INSTRUCTION. Search the listing below for the word "JSON" and copy each line that holds it.

ROWS.
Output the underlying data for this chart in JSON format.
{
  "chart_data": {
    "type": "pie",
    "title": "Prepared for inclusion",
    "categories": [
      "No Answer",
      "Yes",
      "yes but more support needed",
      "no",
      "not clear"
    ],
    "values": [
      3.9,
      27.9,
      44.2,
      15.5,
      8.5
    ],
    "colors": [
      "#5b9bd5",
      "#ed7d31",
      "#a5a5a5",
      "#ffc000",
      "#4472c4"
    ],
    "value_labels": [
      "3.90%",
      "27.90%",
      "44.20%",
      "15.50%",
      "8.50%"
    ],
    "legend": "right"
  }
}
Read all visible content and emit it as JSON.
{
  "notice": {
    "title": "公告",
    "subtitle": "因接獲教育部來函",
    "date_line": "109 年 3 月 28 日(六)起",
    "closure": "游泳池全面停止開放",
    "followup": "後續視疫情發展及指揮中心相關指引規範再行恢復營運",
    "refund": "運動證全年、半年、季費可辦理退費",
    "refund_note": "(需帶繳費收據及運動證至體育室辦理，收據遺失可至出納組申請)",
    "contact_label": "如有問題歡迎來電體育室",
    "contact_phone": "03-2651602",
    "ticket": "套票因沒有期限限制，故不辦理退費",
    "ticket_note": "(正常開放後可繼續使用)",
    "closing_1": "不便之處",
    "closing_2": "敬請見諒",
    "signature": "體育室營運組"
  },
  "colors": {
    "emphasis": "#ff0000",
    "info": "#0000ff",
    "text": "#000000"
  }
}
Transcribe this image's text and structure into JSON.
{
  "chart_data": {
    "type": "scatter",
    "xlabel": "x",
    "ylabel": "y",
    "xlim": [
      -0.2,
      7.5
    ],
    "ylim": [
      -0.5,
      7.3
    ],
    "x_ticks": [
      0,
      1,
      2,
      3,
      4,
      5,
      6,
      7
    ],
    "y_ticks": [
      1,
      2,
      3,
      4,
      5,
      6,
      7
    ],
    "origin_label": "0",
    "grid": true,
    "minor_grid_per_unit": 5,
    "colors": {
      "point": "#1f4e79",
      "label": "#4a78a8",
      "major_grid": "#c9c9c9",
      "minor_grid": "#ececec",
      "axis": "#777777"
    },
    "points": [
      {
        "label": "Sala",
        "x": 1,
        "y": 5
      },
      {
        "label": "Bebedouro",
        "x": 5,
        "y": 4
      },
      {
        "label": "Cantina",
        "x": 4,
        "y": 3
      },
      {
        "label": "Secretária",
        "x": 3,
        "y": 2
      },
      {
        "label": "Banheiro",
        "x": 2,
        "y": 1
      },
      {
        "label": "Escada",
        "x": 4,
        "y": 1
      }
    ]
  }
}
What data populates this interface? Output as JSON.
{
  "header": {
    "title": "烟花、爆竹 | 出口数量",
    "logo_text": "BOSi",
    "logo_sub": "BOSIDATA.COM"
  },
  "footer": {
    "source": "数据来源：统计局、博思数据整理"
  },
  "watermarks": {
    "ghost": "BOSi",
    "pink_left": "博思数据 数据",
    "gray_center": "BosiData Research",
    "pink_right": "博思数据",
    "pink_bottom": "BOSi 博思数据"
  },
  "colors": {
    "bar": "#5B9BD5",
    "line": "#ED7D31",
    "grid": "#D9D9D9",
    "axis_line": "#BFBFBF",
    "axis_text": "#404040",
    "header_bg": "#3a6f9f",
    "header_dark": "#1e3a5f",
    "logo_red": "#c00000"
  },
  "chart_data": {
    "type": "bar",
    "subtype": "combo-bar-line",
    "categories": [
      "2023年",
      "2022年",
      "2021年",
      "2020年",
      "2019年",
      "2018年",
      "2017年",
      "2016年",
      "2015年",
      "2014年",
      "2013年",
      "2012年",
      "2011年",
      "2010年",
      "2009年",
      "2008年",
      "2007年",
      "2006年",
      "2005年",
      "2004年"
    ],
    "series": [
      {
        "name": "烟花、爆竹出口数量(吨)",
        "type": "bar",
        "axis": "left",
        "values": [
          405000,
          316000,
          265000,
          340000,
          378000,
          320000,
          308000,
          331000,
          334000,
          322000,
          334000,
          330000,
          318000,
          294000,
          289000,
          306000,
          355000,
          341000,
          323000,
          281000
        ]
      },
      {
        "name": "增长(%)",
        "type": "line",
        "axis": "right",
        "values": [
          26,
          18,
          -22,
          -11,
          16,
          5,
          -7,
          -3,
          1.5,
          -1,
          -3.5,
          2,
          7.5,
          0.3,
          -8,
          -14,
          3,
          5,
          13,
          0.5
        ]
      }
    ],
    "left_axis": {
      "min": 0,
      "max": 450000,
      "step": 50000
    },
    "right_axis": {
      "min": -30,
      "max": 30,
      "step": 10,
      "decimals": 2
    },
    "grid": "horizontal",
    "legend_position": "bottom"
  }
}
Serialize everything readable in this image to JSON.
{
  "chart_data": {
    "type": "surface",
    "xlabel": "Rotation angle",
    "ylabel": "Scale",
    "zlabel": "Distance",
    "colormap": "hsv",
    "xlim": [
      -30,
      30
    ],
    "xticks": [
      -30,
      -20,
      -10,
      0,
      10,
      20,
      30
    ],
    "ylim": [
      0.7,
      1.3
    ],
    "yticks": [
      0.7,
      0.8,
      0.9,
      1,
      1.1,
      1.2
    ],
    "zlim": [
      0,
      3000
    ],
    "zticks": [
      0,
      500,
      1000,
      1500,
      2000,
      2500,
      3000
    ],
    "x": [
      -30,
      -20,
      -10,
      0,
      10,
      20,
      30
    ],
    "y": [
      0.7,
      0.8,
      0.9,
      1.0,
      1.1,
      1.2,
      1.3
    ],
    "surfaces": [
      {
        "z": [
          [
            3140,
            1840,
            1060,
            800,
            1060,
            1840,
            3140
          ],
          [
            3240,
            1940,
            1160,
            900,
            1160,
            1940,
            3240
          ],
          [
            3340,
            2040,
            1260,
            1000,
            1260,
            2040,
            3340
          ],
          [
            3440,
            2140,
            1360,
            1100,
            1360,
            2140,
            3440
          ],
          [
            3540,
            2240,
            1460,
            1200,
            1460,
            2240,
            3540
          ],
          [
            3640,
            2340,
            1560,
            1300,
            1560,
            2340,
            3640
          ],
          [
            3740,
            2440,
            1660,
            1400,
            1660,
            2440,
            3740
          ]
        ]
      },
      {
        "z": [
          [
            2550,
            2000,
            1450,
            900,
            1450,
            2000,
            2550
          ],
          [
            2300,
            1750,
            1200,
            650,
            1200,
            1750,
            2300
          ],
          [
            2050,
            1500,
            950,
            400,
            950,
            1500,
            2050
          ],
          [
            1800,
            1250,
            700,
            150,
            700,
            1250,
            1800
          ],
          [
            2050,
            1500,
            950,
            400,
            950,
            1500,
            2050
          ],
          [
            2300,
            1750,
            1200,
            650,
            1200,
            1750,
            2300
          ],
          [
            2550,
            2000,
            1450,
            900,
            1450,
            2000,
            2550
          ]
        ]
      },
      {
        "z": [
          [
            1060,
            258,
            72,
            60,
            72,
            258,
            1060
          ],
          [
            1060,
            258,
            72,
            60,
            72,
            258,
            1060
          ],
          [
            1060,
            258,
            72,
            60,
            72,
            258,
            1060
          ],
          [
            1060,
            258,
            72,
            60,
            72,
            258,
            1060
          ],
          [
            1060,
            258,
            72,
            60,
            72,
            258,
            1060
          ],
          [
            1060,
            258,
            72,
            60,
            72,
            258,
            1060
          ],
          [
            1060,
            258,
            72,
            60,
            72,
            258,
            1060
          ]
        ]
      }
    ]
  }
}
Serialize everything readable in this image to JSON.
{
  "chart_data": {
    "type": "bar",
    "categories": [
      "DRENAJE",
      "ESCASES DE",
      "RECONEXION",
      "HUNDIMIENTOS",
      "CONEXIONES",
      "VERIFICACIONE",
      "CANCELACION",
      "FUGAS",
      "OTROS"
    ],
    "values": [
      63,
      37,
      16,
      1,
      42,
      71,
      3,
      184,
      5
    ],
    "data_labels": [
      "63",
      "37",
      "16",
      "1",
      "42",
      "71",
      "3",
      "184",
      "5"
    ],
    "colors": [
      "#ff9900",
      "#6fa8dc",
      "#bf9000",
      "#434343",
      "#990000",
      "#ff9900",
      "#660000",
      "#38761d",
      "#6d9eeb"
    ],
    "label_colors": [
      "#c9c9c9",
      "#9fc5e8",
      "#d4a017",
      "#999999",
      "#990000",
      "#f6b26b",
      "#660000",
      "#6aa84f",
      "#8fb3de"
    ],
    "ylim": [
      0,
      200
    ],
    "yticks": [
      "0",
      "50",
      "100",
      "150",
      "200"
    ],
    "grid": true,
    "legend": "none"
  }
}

TASK ANSWER.
Output the underlying data for this chart in JSON format.
Read all visible content and emit it as JSON.
Transcribe this image's text and structure into JSON.
What data populates this interface? Output as JSON.
Serialize everything readable in this image to JSON.
Serialize everything readable in this image to JSON.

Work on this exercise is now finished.